2. Bunga Belum Melewati Masa Iddah Dasar hukum:
• Pasal 153 KHI: "Seorang wanita yang putus ikatan perkawinannya dilarang melangsungkan perkawinan lagi sebelum habis masa iddah."
• Masa iddah perceraian: 3 kali suci, atau setara dengan kurang lebih 90 hari (Pasal 153 ayat (2) KHI).
Argumentasi hukum:
Karena Bunga baru bercerai 30 hari yang lalu, maka ia belum menyelesaikan masa iddah, yang merupakan syarat mutlak sebelum menikah kembali menurut hukum Islam di Indonesia. Jika perkawinan dilangsungkan sebelum iddah selesai, maka perkawinan tersebut dianggap batal demi hukum menurut KHI.
3. Perbedaan Agama antara Stuart dan Bunga Dasar hukum:
• Pasal 2 ayat (1) UU No. 1 Tahun 1974: "Perkawinan adalah sah, apabila dilakukan menurut hukum masing-masing agamanya dan kepercayaannya itu."

### Daftar Item
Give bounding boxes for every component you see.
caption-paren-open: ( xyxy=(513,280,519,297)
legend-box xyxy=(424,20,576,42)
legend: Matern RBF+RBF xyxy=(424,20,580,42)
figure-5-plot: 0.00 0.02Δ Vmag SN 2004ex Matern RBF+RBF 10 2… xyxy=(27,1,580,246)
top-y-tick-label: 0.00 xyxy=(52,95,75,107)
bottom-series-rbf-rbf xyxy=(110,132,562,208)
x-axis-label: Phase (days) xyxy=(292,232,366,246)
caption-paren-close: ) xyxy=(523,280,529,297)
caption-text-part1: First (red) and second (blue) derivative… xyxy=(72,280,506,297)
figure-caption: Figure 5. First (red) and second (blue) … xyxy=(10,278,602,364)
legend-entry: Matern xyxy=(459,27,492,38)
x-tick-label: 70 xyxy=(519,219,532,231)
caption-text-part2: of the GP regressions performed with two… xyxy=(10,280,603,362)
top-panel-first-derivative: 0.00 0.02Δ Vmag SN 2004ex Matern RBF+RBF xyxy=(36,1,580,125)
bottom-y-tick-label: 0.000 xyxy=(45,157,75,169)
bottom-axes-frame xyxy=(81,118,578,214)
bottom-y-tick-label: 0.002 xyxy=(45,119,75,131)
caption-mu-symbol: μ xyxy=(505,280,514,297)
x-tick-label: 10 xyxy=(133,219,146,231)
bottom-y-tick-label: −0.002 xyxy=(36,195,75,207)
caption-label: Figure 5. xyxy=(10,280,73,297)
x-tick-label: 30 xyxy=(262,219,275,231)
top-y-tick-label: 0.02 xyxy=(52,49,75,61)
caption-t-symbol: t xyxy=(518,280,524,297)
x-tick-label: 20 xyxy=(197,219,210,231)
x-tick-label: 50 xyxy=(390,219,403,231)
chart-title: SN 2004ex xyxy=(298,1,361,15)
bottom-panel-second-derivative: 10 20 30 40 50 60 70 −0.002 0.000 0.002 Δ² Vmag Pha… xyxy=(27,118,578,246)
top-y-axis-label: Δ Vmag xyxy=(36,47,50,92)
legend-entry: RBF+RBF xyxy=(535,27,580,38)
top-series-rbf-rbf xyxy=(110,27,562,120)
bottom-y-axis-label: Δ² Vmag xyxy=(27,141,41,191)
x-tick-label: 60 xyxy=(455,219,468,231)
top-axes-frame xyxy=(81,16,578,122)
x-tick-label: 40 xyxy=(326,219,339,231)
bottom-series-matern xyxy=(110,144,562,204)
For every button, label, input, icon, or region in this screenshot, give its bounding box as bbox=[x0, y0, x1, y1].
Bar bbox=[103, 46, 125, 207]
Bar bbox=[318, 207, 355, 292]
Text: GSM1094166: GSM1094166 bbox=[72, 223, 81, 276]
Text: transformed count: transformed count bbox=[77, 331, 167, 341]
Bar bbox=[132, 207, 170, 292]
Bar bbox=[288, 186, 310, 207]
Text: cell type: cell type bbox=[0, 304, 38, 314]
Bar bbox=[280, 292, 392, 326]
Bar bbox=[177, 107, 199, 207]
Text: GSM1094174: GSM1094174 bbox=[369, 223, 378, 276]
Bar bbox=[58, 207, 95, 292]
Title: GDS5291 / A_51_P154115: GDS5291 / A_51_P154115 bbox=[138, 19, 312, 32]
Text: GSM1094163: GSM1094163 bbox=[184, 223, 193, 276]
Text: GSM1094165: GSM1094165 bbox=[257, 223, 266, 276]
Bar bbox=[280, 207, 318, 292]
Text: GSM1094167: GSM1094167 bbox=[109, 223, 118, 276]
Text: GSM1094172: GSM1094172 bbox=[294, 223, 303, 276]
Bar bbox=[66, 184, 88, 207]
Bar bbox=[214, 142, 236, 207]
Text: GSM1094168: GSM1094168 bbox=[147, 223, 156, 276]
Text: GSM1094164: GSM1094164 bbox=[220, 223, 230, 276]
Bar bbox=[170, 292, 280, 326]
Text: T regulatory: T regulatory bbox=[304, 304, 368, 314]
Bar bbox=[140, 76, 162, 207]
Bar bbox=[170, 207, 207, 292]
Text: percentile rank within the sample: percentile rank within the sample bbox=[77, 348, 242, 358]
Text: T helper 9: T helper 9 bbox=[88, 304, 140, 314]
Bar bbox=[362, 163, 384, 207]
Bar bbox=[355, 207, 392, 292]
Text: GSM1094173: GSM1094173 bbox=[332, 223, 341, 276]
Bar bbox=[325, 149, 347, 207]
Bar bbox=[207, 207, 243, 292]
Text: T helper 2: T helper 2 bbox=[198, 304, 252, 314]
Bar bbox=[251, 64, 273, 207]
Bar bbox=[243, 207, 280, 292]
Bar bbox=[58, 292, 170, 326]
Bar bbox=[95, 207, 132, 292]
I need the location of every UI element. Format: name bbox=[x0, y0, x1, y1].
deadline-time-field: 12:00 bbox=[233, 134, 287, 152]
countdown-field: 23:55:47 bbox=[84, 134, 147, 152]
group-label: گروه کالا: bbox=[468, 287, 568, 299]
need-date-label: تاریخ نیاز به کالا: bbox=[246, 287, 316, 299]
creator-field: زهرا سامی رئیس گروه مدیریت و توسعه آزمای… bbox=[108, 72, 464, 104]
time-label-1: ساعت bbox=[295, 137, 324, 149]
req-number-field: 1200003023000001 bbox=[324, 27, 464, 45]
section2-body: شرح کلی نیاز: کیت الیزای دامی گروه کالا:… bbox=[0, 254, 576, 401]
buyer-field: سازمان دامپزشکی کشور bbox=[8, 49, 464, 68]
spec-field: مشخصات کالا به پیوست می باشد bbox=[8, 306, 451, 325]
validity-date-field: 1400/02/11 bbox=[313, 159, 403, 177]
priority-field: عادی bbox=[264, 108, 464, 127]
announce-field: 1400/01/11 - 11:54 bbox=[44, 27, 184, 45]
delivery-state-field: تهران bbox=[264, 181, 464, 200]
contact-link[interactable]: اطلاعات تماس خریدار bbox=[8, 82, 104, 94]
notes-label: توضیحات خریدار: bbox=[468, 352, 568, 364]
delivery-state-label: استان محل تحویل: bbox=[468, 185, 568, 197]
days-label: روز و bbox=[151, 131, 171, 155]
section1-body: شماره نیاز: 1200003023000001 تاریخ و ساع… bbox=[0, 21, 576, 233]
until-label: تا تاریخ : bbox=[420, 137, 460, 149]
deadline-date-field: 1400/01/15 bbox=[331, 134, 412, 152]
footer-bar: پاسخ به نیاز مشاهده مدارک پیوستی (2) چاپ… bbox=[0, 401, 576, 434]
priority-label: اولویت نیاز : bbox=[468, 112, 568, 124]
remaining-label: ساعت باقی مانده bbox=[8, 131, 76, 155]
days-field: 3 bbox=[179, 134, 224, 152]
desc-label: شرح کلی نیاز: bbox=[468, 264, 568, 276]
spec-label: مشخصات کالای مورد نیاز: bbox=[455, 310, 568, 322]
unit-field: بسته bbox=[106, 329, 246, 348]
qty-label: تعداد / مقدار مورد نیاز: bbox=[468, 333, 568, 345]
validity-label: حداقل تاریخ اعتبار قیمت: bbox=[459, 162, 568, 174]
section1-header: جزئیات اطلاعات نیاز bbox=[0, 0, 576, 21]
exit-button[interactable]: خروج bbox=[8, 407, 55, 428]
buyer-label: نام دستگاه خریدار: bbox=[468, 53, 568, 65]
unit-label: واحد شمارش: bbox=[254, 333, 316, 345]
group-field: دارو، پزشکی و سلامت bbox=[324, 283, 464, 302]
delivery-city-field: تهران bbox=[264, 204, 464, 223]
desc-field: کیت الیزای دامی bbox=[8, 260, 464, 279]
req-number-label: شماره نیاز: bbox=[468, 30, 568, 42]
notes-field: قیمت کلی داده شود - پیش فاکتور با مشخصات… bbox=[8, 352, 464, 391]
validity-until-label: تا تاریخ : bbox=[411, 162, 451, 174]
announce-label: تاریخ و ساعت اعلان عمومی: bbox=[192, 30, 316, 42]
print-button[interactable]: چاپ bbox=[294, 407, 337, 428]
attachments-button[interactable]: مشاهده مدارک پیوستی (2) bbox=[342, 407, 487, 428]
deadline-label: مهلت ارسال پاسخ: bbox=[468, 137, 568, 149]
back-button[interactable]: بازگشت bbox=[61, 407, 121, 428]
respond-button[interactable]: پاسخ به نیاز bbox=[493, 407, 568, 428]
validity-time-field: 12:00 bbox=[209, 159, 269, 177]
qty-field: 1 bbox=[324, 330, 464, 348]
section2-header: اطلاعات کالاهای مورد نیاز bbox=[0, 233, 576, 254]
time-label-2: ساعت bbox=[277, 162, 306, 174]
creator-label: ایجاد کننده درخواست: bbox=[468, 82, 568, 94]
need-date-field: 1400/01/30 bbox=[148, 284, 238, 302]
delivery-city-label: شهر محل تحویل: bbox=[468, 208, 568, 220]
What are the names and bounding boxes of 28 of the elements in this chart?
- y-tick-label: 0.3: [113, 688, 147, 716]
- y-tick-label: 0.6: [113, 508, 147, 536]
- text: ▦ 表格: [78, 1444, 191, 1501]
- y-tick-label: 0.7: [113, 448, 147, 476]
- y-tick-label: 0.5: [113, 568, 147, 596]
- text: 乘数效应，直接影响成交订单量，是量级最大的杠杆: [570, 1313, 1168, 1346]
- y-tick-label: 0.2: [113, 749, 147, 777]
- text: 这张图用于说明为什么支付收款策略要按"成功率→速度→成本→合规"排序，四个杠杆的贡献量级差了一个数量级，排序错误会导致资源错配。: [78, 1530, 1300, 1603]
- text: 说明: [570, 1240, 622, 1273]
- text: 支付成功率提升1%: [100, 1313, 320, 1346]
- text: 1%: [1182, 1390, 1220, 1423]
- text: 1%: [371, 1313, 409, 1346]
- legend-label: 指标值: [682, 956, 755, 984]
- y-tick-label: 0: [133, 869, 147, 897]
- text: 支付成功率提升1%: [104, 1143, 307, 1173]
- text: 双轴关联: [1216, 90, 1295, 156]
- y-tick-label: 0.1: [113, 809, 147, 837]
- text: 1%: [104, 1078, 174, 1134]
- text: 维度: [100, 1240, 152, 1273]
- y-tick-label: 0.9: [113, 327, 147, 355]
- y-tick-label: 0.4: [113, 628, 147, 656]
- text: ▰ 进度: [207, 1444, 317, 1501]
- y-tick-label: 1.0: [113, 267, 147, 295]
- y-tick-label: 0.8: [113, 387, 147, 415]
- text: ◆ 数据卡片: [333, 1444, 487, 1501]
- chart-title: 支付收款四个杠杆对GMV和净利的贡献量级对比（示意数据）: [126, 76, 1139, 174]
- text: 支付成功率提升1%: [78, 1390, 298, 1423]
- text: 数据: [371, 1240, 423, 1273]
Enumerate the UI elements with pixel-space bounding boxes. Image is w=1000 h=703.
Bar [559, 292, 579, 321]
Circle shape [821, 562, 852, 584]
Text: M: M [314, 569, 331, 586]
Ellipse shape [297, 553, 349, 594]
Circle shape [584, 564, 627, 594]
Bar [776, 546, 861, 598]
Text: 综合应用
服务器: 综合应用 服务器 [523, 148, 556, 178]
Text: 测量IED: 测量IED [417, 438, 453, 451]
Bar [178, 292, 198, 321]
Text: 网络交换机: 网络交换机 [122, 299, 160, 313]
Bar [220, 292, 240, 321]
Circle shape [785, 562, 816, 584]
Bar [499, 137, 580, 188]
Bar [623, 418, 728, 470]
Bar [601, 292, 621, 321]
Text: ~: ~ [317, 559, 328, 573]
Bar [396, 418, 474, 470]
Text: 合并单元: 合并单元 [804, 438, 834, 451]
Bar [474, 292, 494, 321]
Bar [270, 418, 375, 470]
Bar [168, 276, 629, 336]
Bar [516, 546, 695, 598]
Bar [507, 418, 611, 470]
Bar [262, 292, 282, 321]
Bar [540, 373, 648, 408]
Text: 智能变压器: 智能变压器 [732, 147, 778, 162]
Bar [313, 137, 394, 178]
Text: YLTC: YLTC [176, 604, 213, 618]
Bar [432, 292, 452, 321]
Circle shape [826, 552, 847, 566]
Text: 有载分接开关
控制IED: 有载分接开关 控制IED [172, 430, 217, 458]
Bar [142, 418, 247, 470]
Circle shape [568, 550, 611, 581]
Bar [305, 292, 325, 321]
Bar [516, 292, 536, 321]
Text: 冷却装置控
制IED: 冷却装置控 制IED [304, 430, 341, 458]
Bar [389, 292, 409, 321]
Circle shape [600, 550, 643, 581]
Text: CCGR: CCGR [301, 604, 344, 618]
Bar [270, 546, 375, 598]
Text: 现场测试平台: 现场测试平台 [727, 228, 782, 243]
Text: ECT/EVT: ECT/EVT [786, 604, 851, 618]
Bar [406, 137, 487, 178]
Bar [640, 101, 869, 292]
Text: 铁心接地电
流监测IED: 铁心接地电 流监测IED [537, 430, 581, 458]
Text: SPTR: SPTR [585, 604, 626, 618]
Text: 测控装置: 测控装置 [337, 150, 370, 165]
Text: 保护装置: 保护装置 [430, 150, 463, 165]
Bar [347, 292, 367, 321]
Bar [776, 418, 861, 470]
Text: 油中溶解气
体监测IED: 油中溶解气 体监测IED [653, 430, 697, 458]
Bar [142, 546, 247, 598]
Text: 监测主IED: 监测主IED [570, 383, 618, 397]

### Tugas Latihan
[A] Tulis ulang bagian kutipan ini apa adanya, mulai dari kata-kata "2. Bunga Belum" dan berhenti setelah kata-kata "ayat (2) KHI).".
[B] Menurut kutipan, berapa lama masa iddah perceraian?
[C] Sebutkan semua pasal yang dijadikan dasar hukum dalam kutipan.
Gunakan hanya isi kutipan untuk mengerjakannya.

### Jawaban Tiap Tugas
[A]
2. Bunga Belum Melewati Masa Iddah Dasar hukum:
• Pasal 153 KHI: "Seorang wanita yang putus ikatan perkawinannya dilarang melangsungkan perkawinan lagi sebelum habis masa iddah."
• Masa iddah perceraian: 3 kali suci, atau setara dengan kurang lebih 90 hari (Pasal 153 ayat (2) KHI).

[B] 3 kali suci, atau kurang lebih 90 hari.

[C]
- Pasal 153 KHI
- Pasal 153 ayat (2) KHI
- Pasal 2 ayat (1) UU No. 1 Tahun 1974